WORK TO COMPLETE:
Print all of the data exactly as written.

DATASET CONTENT:

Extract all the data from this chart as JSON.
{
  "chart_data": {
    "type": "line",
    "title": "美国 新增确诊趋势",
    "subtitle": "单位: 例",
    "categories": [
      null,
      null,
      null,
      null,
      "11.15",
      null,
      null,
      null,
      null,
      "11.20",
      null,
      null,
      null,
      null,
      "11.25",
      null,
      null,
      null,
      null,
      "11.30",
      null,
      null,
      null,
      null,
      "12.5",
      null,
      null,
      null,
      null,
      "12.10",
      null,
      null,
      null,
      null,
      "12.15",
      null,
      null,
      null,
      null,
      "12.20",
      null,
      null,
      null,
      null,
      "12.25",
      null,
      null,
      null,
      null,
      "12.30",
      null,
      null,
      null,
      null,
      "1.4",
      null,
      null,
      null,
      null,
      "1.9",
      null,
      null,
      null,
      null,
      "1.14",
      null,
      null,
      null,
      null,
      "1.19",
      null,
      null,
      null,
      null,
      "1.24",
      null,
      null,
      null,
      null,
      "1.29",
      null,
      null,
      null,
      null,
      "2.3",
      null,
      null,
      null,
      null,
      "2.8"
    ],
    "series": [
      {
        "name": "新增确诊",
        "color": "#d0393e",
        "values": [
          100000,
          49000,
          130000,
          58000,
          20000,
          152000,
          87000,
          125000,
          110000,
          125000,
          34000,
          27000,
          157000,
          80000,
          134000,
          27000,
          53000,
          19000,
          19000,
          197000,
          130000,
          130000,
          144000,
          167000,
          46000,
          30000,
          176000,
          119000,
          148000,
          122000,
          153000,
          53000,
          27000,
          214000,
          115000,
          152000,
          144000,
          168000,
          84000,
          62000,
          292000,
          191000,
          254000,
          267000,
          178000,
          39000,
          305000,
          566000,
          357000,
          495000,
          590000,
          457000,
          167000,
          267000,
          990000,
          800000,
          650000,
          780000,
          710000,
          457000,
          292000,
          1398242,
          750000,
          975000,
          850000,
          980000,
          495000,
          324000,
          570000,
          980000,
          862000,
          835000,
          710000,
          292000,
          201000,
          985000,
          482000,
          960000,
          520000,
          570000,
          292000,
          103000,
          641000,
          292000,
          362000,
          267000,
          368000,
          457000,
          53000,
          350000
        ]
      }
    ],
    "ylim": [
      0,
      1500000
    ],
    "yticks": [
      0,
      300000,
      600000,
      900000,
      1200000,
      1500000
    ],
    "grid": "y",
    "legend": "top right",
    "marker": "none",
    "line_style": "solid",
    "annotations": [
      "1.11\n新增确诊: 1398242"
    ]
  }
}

RESPONSE TO THIS TASK:
Extract all the data from this chart as JSON.
{
  "chart_data": {
    "type": "line",
    "title": "美国 新增确诊趋势",
    "subtitle": "单位: 例",
    "categories": [
      null,
      null,
      null,
      null,
      "11.15",
      null,
      null,
      null,
      null,
      "11.20",
      null,
      null,
      null,
      null,
      "11.25",
      null,
      null,
      null,
      null,
      "11.30",
      null,
      null,
      null,
      null,
      "12.5",
      null,
      null,
      null,
      null,
      "12.10",
      null,
      null,
      null,
      null,
      "12.15",
      null,
      null,
      null,
      null,
      "12.20",
      null,
      null,
      null,
      null,
      "12.25",
      null,
      null,
      null,
      null,
      "12.30",
      null,
      null,
      null,
      null,
      "1.4",
      null,
      null,
      null,
      null,
      "1.9",
      null,
      null,
      null,
      null,
      "1.14",
      null,
      null,
      null,
      null,
      "1.19",
      null,
      null,
      null,
      null,
      "1.24",
      null,
      null,
      null,
      null,
      "1.29",
      null,
      null,
      null,
      null,
      "2.3",
      null,
      null,
      null,
      null,
      "2.8"
    ],
    "series": [
      {
        "name": "新增确诊",
        "color": "#d0393e",
        "values": [
          100000,
          49000,
          130000,
          58000,
          20000,
          152000,
          87000,
          125000,
          110000,
          125000,
          34000,
          27000,
          157000,
          80000,
          134000,
          27000,
          53000,
          19000,
          19000,
          197000,
          130000,
          130000,
          144000,
          167000,
          46000,
          30000,
          176000,
          119000,
          148000,
          122000,
          153000,
          53000,
          27000,
          214000,
          115000,
          152000,
          144000,
          168000,
          84000,
          62000,
          292000,
          191000,
          254000,
          267000,
          178000,
          39000,
          305000,
          566000,
          357000,
          495000,
          590000,
          457000,
          167000,
          267000,
          990000,
          800000,
          650000,
          780000,
          710000,
          457000,
          292000,
          1398242,
          750000,
          975000,
          850000,
          980000,
          495000,
          324000,
          570000,
          980000,
          862000,
          835000,
          710000,
          292000,
          201000,
          985000,
          482000,
          960000,
          520000,
          570000,
          292000,
          103000,
          641000,
          292000,
          362000,
          267000,
          368000,
          457000,
          53000,
          350000
        ]
      }
    ],
    "ylim": [
      0,
      1500000
    ],
    "yticks": [
      0,
      300000,
      600000,
      900000,
      1200000,
      1500000
    ],
    "grid": "y",
    "legend": "top right",
    "marker": "none",
    "line_style": "solid",
    "annotations": [
      "1.11\n新增确诊: 1398242"
    ]
  }
}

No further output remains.